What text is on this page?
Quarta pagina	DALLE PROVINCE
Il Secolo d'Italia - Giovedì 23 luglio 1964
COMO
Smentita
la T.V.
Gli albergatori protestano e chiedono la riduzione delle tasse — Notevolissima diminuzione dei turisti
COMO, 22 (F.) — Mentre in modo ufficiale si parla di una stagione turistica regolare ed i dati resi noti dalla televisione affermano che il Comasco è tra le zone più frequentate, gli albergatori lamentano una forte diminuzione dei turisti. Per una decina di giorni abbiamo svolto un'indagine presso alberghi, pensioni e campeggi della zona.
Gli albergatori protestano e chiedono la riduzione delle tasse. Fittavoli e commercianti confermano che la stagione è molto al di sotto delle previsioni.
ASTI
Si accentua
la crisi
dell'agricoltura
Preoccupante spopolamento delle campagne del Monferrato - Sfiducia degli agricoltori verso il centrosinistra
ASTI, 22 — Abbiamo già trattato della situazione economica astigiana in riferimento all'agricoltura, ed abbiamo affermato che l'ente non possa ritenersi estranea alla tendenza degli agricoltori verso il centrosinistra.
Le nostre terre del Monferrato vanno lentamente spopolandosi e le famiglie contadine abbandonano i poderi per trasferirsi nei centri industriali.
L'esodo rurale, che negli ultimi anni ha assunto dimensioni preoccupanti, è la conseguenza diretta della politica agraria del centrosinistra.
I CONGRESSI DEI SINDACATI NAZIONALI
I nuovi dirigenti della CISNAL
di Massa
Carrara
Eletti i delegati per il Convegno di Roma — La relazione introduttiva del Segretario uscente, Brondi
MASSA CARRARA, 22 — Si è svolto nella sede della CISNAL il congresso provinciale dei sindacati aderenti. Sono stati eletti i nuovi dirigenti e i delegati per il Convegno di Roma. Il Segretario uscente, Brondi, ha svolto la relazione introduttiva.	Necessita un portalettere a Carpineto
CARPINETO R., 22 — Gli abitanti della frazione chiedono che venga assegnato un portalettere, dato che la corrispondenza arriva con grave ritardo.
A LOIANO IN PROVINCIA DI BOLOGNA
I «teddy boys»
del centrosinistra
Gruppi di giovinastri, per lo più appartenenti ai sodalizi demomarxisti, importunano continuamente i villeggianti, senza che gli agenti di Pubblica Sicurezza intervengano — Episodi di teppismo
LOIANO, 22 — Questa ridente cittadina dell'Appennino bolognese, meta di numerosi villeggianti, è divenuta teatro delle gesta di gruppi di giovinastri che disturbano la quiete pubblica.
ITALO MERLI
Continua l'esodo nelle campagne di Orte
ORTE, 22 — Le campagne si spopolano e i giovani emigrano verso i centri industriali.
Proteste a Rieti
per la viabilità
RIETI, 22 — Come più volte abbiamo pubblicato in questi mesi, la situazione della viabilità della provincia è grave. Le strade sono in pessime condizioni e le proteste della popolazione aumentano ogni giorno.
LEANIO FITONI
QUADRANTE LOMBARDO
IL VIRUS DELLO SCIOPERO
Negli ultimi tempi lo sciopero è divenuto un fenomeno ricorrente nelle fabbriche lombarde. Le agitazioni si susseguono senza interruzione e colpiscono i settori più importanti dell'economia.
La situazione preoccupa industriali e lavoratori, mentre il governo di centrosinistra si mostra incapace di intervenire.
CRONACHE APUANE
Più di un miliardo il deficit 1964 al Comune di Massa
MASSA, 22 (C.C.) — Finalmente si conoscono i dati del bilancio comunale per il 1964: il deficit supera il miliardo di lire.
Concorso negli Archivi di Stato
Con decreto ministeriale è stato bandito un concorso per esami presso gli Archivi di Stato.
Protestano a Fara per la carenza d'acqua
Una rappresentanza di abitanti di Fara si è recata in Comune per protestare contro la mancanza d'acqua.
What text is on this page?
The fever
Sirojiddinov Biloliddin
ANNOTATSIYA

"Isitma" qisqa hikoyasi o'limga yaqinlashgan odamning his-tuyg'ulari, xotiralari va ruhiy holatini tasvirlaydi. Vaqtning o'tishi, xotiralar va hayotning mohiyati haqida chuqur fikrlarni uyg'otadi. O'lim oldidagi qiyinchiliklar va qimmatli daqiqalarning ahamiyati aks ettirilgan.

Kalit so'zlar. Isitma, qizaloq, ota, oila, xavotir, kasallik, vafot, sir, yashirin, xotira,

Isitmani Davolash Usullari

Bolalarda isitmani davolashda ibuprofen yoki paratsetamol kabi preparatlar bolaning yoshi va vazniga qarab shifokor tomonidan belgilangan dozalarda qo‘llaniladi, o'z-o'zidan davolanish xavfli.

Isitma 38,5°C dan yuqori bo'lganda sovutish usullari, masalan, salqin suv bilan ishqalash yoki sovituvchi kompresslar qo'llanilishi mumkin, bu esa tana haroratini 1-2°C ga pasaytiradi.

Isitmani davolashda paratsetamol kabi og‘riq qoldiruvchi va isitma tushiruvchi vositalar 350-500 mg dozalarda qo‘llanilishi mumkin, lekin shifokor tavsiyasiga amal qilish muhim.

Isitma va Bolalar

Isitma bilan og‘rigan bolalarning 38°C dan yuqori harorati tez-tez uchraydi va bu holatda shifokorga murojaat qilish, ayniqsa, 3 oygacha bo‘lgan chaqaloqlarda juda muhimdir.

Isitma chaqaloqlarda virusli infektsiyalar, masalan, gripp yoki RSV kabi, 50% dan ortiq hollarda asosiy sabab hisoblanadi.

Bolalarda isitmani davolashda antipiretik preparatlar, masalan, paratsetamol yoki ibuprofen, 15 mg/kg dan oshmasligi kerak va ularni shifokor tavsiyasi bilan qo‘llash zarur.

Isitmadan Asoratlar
________
● **What you will do**: Across the records above, tally the lines that contain "esodo" and return the number alone.

● **Result for this exercise**: 2